Extracted data entries:
┌────────

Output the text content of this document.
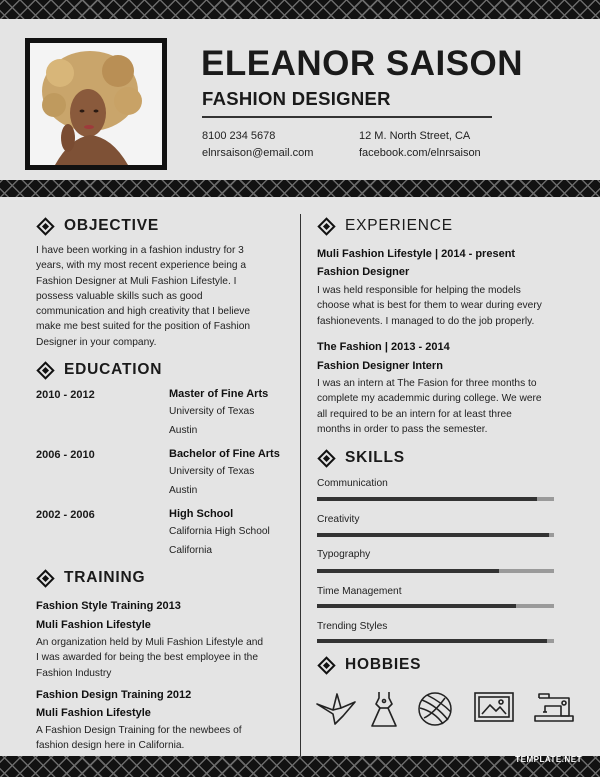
ELEANOR SAISON
FASHION DESIGNER
8100 234 5678
elnrsaison@email.com
12 M. North Street, CA
facebook.com/elnrsaison
OBJECTIVE
I have been working in a fashion industry for 3
years, with my most recent experience being a
Fashion Designer at Muli Fashion Lifestyle. I
possess valuable skills such as good
communication and high creativity that I believe
make me best suited for the position of Fashion
Designer in your company.
EDUCATION
2010 - 2012	Master of Fine Arts
University of Texas
Austin
2006 - 2010	Bachelor of Fine Arts
University of Texas
Austin
2002 - 2006	High School
California High School
California
TRAINING
Fashion Style Training 2013
Muli Fashion Lifestyle
An organization held by Muli Fashion Lifestyle and
I was awarded for being the best employee in the
Fashion Industry
Fashion Design Training 2012
Muli Fashion Lifestyle
A Fashion Design Training for the newbees of
fashion design here in California.
EXPERIENCE
Muli Fashion Lifestyle | 2014 - present
Fashion Designer
I was held responsible for helping the models
choose what is best for them to wear during every
fashionevents. I managed to do the job properly.
The Fashion | 2013 - 2014
Fashion Designer Intern
I was an intern at The Fasion for three months to
complete my academmic during college. We were
all required to be an intern for at least three
months in order to pass the semester.
SKILLS
Communication
Creativity
Typography
Time Management
Trending Styles
HOBBIES
TEMPLATE.NET
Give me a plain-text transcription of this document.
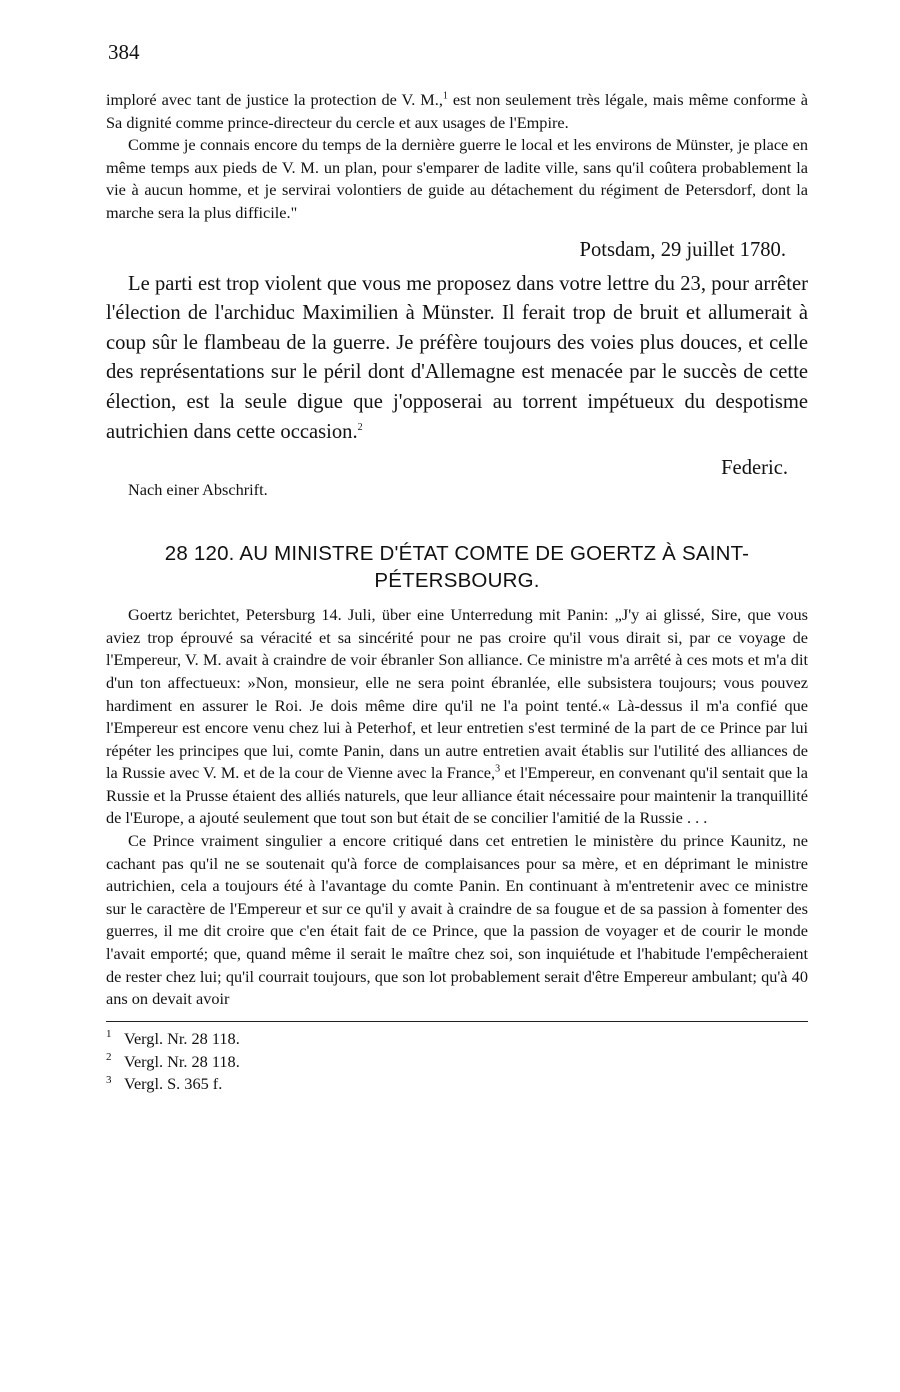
384

imploré avec tant de justice la protection de V. M.,$^1$ est non seulement très légale, mais même conforme à Sa dignité comme prince-directeur du cercle et aux usages de l'Empire.

Comme je connais encore du temps de la dernière guerre le local et les environs de Münster, je place en même temps aux pieds de V. M. un plan, pour s'emparer de ladite ville, sans qu'il coûtera probablement la vie à aucun homme, et je servirai volontiers de guide au détachement du régiment de Petersdorf, dont la marche sera la plus difficile."

Potsdam, 29 juillet 1780.

Le parti est trop violent que vous me proposez dans votre lettre du 23, pour arrêter l'élection de l'archiduc Maximilien à Münster. Il ferait trop de bruit et allumerait à coup sûr le flambeau de la guerre. Je préfère toujours des voies plus douces, et celle des représentations sur le péril dont d'Allemagne est menacée par le succès de cette élection, est la seule digue que j'opposerai au torrent impétueux du despotisme autrichien dans cette occasion.$^2$

Federic.
Nach einer Abschrift.
28 120. AU MINISTRE D'ÉTAT COMTE DE GOERTZ À SAINT-PÉTERSBOURG.

Goertz berichtet, Petersburg 14. Juli, über eine Unterredung mit Panin: „J'y ai glissé, Sire, que vous aviez trop éprouvé sa véracité et sa sincérité pour ne pas croire qu'il vous dirait si, par ce voyage de l'Empereur, V. M. avait à craindre de voir ébranler Son alliance. Ce ministre m'a arrêté à ces mots et m'a dit d'un ton affectueux: »Non, monsieur, elle ne sera point ébranlée, elle subsistera toujours; vous pouvez hardiment en assurer le Roi. Je dois même dire qu'il ne l'a point tenté.« Là-dessus il m'a confié que l'Empereur est encore venu chez lui à Peterhof, et leur entretien s'est terminé de la part de ce Prince par lui répéter les principes que lui, comte Panin, dans un autre entretien avait établis sur l'utilité des alliances de la Russie avec V. M. et de la cour de Vienne avec la France,$^3$ et l'Empereur, en convenant qu'il sentait que la Russie et la Prusse étaient des alliés naturels, que leur alliance était nécessaire pour maintenir la tranquillité de l'Europe, a ajouté seulement que tout son but était de se concilier l'amitié de la Russie . . .

Ce Prince vraiment singulier a encore critiqué dans cet entretien le ministère du prince Kaunitz, ne cachant pas qu'il ne se soutenait qu'à force de complaisances pour sa mère, et en déprimant le ministre autrichien, cela a toujours été à l'avantage du comte Panin. En continuant à m'entretenir avec ce ministre sur le caractère de l'Empereur et sur ce qu'il y avait à craindre de sa fougue et de sa passion à fomenter des guerres, il me dit croire que c'en était fait de ce Prince, que la passion de voyager et de courir le monde l'avait emporté; que, quand même il serait le maître chez soi, son inquiétude et l'habitude l'empêcheraient de rester chez lui; qu'il courrait toujours, que son lot probablement serait d'être Empereur ambulant; qu'à 40 ans on devait avoir

1 Vergl. Nr. 28 118.

2 Vergl. Nr. 28 118.

3 Vergl. S. 365 f.
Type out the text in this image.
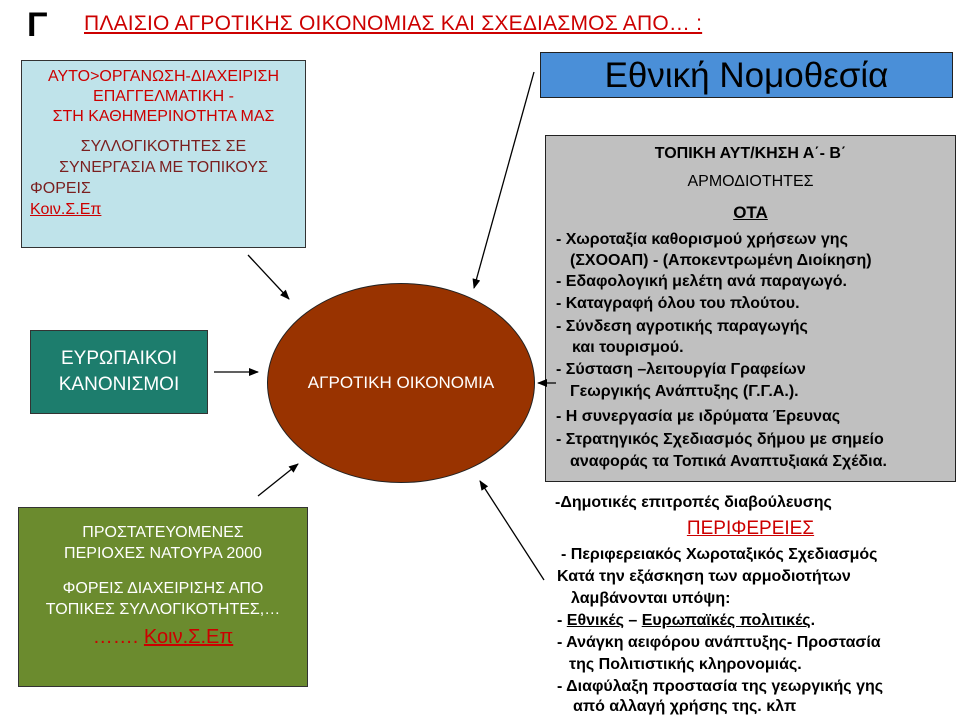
Γ ΠΛΑΙΣΙΟ ΑΓΡΟΤΙΚΗΣ ΟΙΚΟΝΟΜΙΑΣ ΚΑΙ ΣΧΕΔΙΑΣΜΟΣ ΑΠΟ… :
ΑΥΤΟ>ΟΡΓΑΝΩΣΗ-ΔΙΑΧΕΙΡΙΣΗ
ΕΠΑΓΓΕΛΜΑΤΙΚΗ -
ΣΤΗ ΚΑΘΗΜΕΡΙΝΟΤΗΤΑ ΜΑΣ
ΣΥΛΛΟΓΙΚΟΤΗΤΕΣ ΣΕ
ΣΥΝΕΡΓΑΣΙΑ ΜΕ ΤΟΠΙΚΟΥΣ
ΦΟΡΕΙΣ
Κοιν.Σ.Επ
ΕΥΡΩΠΑΙΚΟΙ
ΚΑΝΟΝΙΣΜΟΙ
ΠΡΟΣΤΑΤΕΥΟΜΕΝΕΣ
ΠΕΡΙΟΧΕΣ ΝΑΤΟΥΡΑ 2000
ΦΟΡΕΙΣ ΔΙΑΧΕΙΡΙΣΗΣ ΑΠΟ
ΤΟΠΙΚΕΣ ΣΥΛΛΟΓΙΚΟΤΗΤΕΣ,…
……. Κοιν.Σ.Επ
ΑΓΡΟΤΙΚΗ ΟΙΚΟΝΟΜΙΑ
Εθνική Νομοθεσία
ΤΟΠΙΚΗ ΑΥΤ/ΚΗΣΗ Α΄- Β΄
ΑΡΜΟΔΙΟΤΗΤΕΣ
ΟΤΑ
- Χωροταξία καθορισμού χρήσεων γης
(ΣΧΟΟΑΠ) - (Αποκεντρωμένη Διοίκηση)
- Εδαφολογική μελέτη ανά παραγωγό.
- Καταγραφή όλου του πλούτου.
- Σύνδεση αγροτικής παραγωγής
και τουρισμού.
- Σύσταση –λειτουργία Γραφείων
Γεωργικής Ανάπτυξης (Γ.Γ.Α.).
- Η συνεργασία με ιδρύματα Έρευνας
- Στρατηγικός Σχεδιασμός δήμου με σημείο
αναφοράς τα Τοπικά Αναπτυξιακά Σχέδια.
-Δημοτικές επιτροπές διαβούλευσης
ΠΕΡΙΦΕΡΕΙΕΣ
- Περιφερειακός Χωροταξικός Σχεδιασμός
Κατά την εξάσκηση των αρμοδιοτήτων
λαμβάνονται υπόψη:
- Εθνικές – Ευρωπαϊκές πολιτικές.
- Ανάγκη αειφόρου ανάπτυξης- Προστασία
της Πολιτιστικής κληρονομιάς.
- Διαφύλαξη προστασία της γεωργικής γης
από αλλαγή χρήσης της. κλπ
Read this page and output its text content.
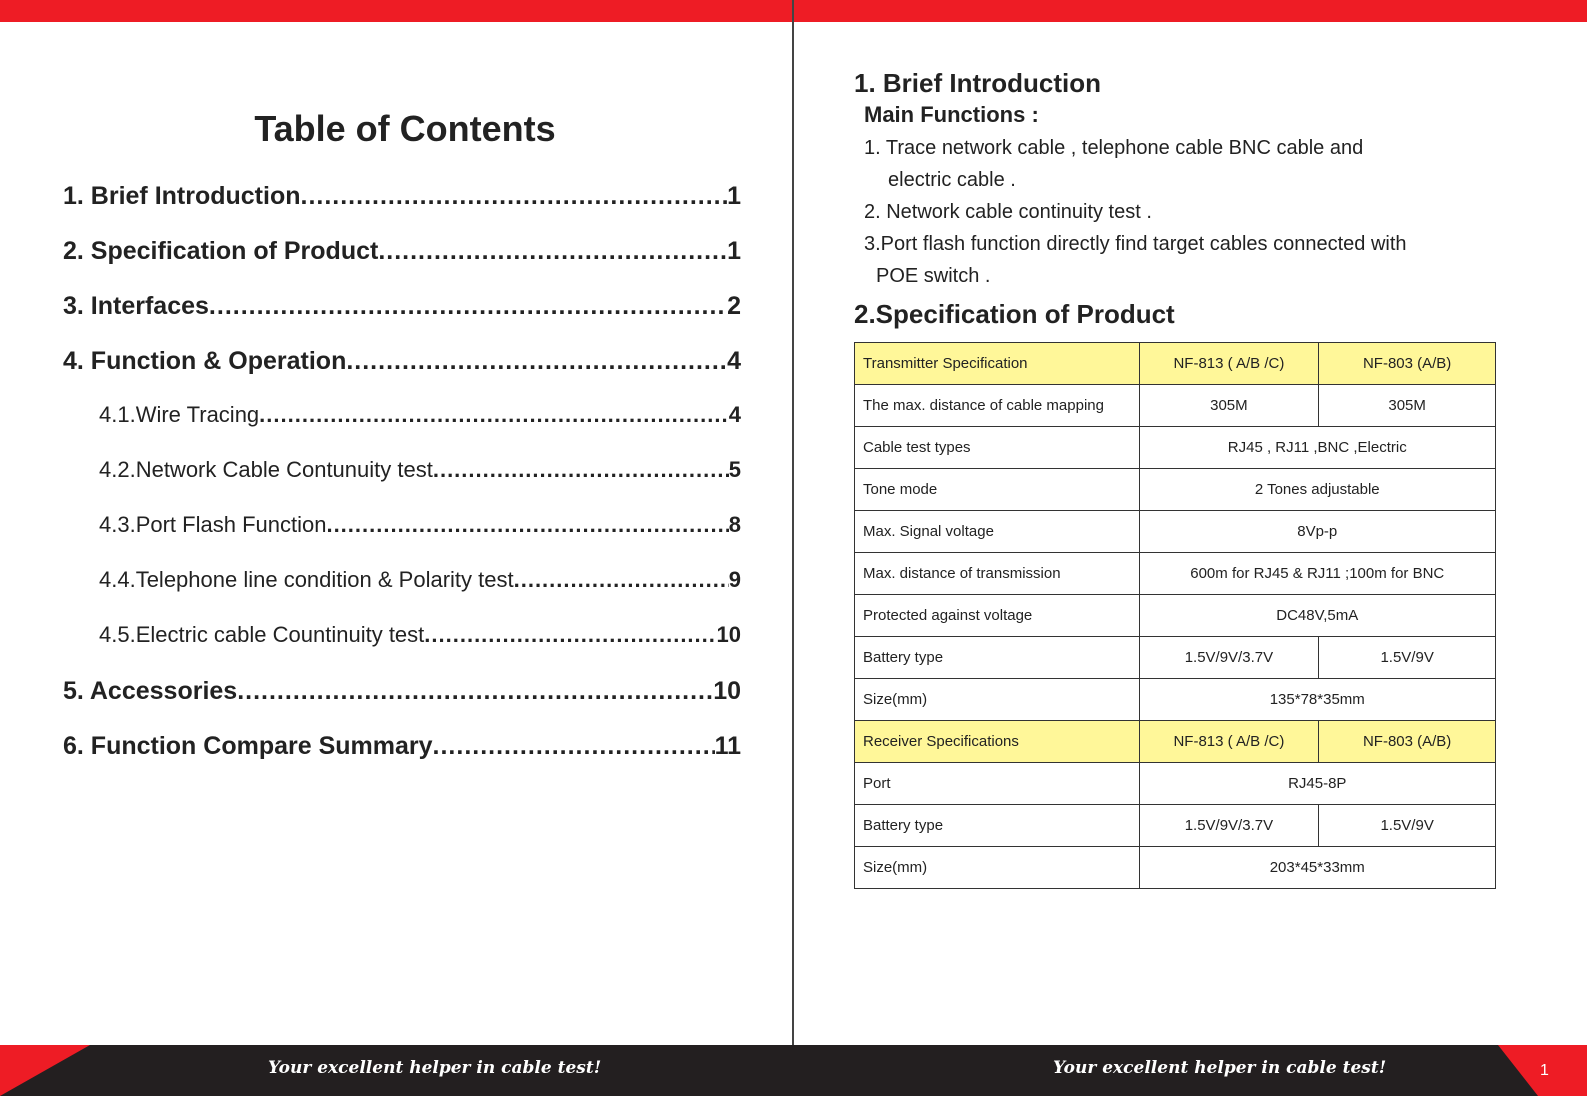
Table of Contents
1. Brief Introduction .....	1
2. Specification of Product .....	1
3. Interfaces .....	2
4. Function & Operation .....	4
4.1.Wire Tracing .....	4
4.2.Network Cable Contunuity test .....	5
4.3.Port Flash Function .....	8
4.4.Telephone line condition & Polarity test .....	9
4.5.Electric cable Countinuity test .....	10
5. Accessories .....	10
6. Function Compare Summary .....	11
1. Brief Introduction
Main Functions :
1. Trace network cable , telephone cable BNC cable and
electric cable .
2. Network cable continuity test .
3.Port flash function directly find target cables connected with
POE switch .
2.Specification of Product
Transmitter Specification	NF-813 ( A/B /C)	NF-803 (A/B)
The max. distance of cable mapping	305M	305M
Cable test types	RJ45 , RJ11 ,BNC ,Electric	
Tone mode	2 Tones adjustable	
Max. Signal voltage	8Vp-p	
Max. distance of transmission	600m for RJ45 & RJ11 ;100m for BNC	
Protected against voltage	DC48V,5mA	
Battery type	1.5V/9V/3.7V	1.5V/9V
Size(mm)	135*78*35mm	
Receiver Specifications	NF-813 ( A/B /C)	NF-803 (A/B)
Port	RJ45-8P	
Battery type	1.5V/9V/3.7V	1.5V/9V
Size(mm)	203*45*33mm	
Your excellent helper in cable test!	Your excellent helper in cable test!	1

└────────

Task requirements> Lines from the records above that hold "ΣΥΛΛΟΓΙΚΟΤΗΤΕΣ" are the ones to list.

Reply>
ΣΥΛΛΟΓΙΚΟΤΗΤΕΣ ΣΕ
ΤΟΠΙΚΕΣ ΣΥΛΛΟΓΙΚΟΤΗΤΕΣ,…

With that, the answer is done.